▶ _Input records_
#####

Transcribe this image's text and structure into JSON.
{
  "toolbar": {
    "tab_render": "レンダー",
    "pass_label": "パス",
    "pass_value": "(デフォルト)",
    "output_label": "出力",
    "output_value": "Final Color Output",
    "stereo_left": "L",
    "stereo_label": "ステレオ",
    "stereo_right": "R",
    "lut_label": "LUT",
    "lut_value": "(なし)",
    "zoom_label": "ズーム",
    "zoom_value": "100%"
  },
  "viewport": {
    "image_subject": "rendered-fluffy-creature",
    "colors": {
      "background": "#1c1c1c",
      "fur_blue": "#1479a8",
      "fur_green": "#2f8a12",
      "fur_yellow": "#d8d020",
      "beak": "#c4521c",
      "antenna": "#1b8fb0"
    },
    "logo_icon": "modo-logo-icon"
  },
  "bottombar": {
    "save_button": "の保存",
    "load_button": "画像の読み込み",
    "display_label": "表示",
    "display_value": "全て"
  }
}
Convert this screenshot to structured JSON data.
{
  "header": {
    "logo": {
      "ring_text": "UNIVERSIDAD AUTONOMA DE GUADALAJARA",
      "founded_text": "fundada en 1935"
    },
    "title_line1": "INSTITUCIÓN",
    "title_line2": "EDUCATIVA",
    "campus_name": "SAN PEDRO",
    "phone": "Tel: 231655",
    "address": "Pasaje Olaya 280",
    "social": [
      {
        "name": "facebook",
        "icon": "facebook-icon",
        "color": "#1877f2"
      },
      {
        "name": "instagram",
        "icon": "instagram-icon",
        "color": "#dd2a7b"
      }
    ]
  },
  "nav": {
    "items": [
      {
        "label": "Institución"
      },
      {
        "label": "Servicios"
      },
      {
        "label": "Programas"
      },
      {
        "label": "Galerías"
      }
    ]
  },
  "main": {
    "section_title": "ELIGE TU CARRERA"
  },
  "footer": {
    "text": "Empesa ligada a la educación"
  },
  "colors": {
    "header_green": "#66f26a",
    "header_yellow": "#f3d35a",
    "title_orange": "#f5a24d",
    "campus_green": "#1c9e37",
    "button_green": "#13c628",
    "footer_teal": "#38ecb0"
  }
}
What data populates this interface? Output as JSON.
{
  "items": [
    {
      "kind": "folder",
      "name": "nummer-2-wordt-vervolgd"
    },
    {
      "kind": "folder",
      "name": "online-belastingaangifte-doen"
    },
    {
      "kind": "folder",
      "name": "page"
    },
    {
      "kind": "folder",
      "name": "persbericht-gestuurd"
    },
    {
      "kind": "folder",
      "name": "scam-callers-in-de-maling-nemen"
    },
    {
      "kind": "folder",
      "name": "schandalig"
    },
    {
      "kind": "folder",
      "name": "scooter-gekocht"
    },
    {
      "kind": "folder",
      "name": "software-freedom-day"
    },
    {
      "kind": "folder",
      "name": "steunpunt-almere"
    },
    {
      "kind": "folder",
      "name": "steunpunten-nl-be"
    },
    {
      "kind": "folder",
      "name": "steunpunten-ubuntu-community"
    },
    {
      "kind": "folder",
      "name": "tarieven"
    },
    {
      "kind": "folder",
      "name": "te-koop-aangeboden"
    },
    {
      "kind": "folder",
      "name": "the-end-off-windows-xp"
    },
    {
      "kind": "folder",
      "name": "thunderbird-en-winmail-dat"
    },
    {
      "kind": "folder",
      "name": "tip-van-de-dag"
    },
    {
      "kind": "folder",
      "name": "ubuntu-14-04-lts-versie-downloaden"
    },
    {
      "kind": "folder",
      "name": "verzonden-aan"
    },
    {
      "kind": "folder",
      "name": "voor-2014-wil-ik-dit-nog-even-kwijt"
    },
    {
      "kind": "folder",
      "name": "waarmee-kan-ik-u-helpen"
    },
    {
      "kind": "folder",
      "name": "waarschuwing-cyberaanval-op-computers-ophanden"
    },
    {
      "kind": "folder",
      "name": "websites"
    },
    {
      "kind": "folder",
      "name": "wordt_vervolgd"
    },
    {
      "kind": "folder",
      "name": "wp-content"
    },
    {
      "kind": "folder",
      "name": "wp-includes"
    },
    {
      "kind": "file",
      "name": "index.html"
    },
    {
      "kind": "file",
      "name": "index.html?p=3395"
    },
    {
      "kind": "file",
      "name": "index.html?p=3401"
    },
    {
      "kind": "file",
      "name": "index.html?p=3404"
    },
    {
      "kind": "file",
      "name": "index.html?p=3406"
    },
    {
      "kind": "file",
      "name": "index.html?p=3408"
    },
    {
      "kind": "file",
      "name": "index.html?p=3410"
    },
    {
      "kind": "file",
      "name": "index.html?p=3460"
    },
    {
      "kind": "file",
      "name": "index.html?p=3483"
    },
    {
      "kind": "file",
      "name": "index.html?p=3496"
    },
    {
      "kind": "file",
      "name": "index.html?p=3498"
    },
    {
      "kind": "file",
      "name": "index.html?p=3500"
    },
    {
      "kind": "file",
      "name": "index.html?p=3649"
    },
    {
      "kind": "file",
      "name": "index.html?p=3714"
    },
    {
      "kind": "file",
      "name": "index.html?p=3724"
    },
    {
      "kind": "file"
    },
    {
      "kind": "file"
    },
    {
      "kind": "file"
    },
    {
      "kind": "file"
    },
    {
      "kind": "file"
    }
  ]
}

#####

▶ _Objective_
Set out the complete listing exactly as shown.

▶ _Finished task_
Transcribe this image's text and structure into JSON.
{
  "toolbar": {
    "tab_render": "レンダー",
    "pass_label": "パス",
    "pass_value": "(デフォルト)",
    "output_label": "出力",
    "output_value": "Final Color Output",
    "stereo_left": "L",
    "stereo_label": "ステレオ",
    "stereo_right": "R",
    "lut_label": "LUT",
    "lut_value": "(なし)",
    "zoom_label": "ズーム",
    "zoom_value": "100%"
  },
  "viewport": {
    "image_subject": "rendered-fluffy-creature",
    "colors": {
      "background": "#1c1c1c",
      "fur_blue": "#1479a8",
      "fur_green": "#2f8a12",
      "fur_yellow": "#d8d020",
      "beak": "#c4521c",
      "antenna": "#1b8fb0"
    },
    "logo_icon": "modo-logo-icon"
  },
  "bottombar": {
    "save_button": "の保存",
    "load_button": "画像の読み込み",
    "display_label": "表示",
    "display_value": "全て"
  }
}
Convert this screenshot to structured JSON data.
{
  "header": {
    "logo": {
      "ring_text": "UNIVERSIDAD AUTONOMA DE GUADALAJARA",
      "founded_text": "fundada en 1935"
    },
    "title_line1": "INSTITUCIÓN",
    "title_line2": "EDUCATIVA",
    "campus_name": "SAN PEDRO",
    "phone": "Tel: 231655",
    "address": "Pasaje Olaya 280",
    "social": [
      {
        "name": "facebook",
        "icon": "facebook-icon",
        "color": "#1877f2"
      },
      {
        "name": "instagram",
        "icon": "instagram-icon",
        "color": "#dd2a7b"
      }
    ]
  },
  "nav": {
    "items": [
      {
        "label": "Institución"
      },
      {
        "label": "Servicios"
      },
      {
        "label": "Programas"
      },
      {
        "label": "Galerías"
      }
    ]
  },
  "main": {
    "section_title": "ELIGE TU CARRERA"
  },
  "footer": {
    "text": "Empesa ligada a la educación"
  },
  "colors": {
    "header_green": "#66f26a",
    "header_yellow": "#f3d35a",
    "title_orange": "#f5a24d",
    "campus_green": "#1c9e37",
    "button_green": "#13c628",
    "footer_teal": "#38ecb0"
  }
}
What data populates this interface? Output as JSON.
{
  "items": [
    {
      "kind": "folder",
      "name": "nummer-2-wordt-vervolgd"
    },
    {
      "kind": "folder",
      "name": "online-belastingaangifte-doen"
    },
    {
      "kind": "folder",
      "name": "page"
    },
    {
      "kind": "folder",
      "name": "persbericht-gestuurd"
    },
    {
      "kind": "folder",
      "name": "scam-callers-in-de-maling-nemen"
    },
    {
      "kind": "folder",
      "name": "schandalig"
    },
    {
      "kind": "folder",
      "name": "scooter-gekocht"
    },
    {
      "kind": "folder",
      "name": "software-freedom-day"
    },
    {
      "kind": "folder",
      "name": "steunpunt-almere"
    },
    {
      "kind": "folder",
      "name": "steunpunten-nl-be"
    },
    {
      "kind": "folder",
      "name": "steunpunten-ubuntu-community"
    },
    {
      "kind": "folder",
      "name": "tarieven"
    },
    {
      "kind": "folder",
      "name": "te-koop-aangeboden"
    },
    {
      "kind": "folder",
      "name": "the-end-off-windows-xp"
    },
    {
      "kind": "folder",
      "name": "thunderbird-en-winmail-dat"
    },
    {
      "kind": "folder",
      "name": "tip-van-de-dag"
    },
    {
      "kind": "folder",
      "name": "ubuntu-14-04-lts-versie-downloaden"
    },
    {
      "kind": "folder",
      "name": "verzonden-aan"
    },
    {
      "kind": "folder",
      "name": "voor-2014-wil-ik-dit-nog-even-kwijt"
    },
    {
      "kind": "folder",
      "name": "waarmee-kan-ik-u-helpen"
    },
    {
      "kind": "folder",
      "name": "waarschuwing-cyberaanval-op-computers-ophanden"
    },
    {
      "kind": "folder",
      "name": "websites"
    },
    {
      "kind": "folder",
      "name": "wordt_vervolgd"
    },
    {
      "kind": "folder",
      "name": "wp-content"
    },
    {
      "kind": "folder",
      "name": "wp-includes"
    },
    {
      "kind": "file",
      "name": "index.html"
    },
    {
      "kind": "file",
      "name": "index.html?p=3395"
    },
    {
      "kind": "file",
      "name": "index.html?p=3401"
    },
    {
      "kind": "file",
      "name": "index.html?p=3404"
    },
    {
      "kind": "file",
      "name": "index.html?p=3406"
    },
    {
      "kind": "file",
      "name": "index.html?p=3408"
    },
    {
      "kind": "file",
      "name": "index.html?p=3410"
    },
    {
      "kind": "file",
      "name": "index.html?p=3460"
    },
    {
      "kind": "file",
      "name": "index.html?p=3483"
    },
    {
      "kind": "file",
      "name": "index.html?p=3496"
    },
    {
      "kind": "file",
      "name": "index.html?p=3498"
    },
    {
      "kind": "file",
      "name": "index.html?p=3500"
    },
    {
      "kind": "file",
      "name": "index.html?p=3649"
    },
    {
      "kind": "file",
      "name": "index.html?p=3714"
    },
    {
      "kind": "file",
      "name": "index.html?p=3724"
    },
    {
      "kind": "file"
    },
    {
      "kind": "file"
    },
    {
      "kind": "file"
    },
    {
      "kind": "file"
    },
    {
      "kind": "file"
    }
  ]
}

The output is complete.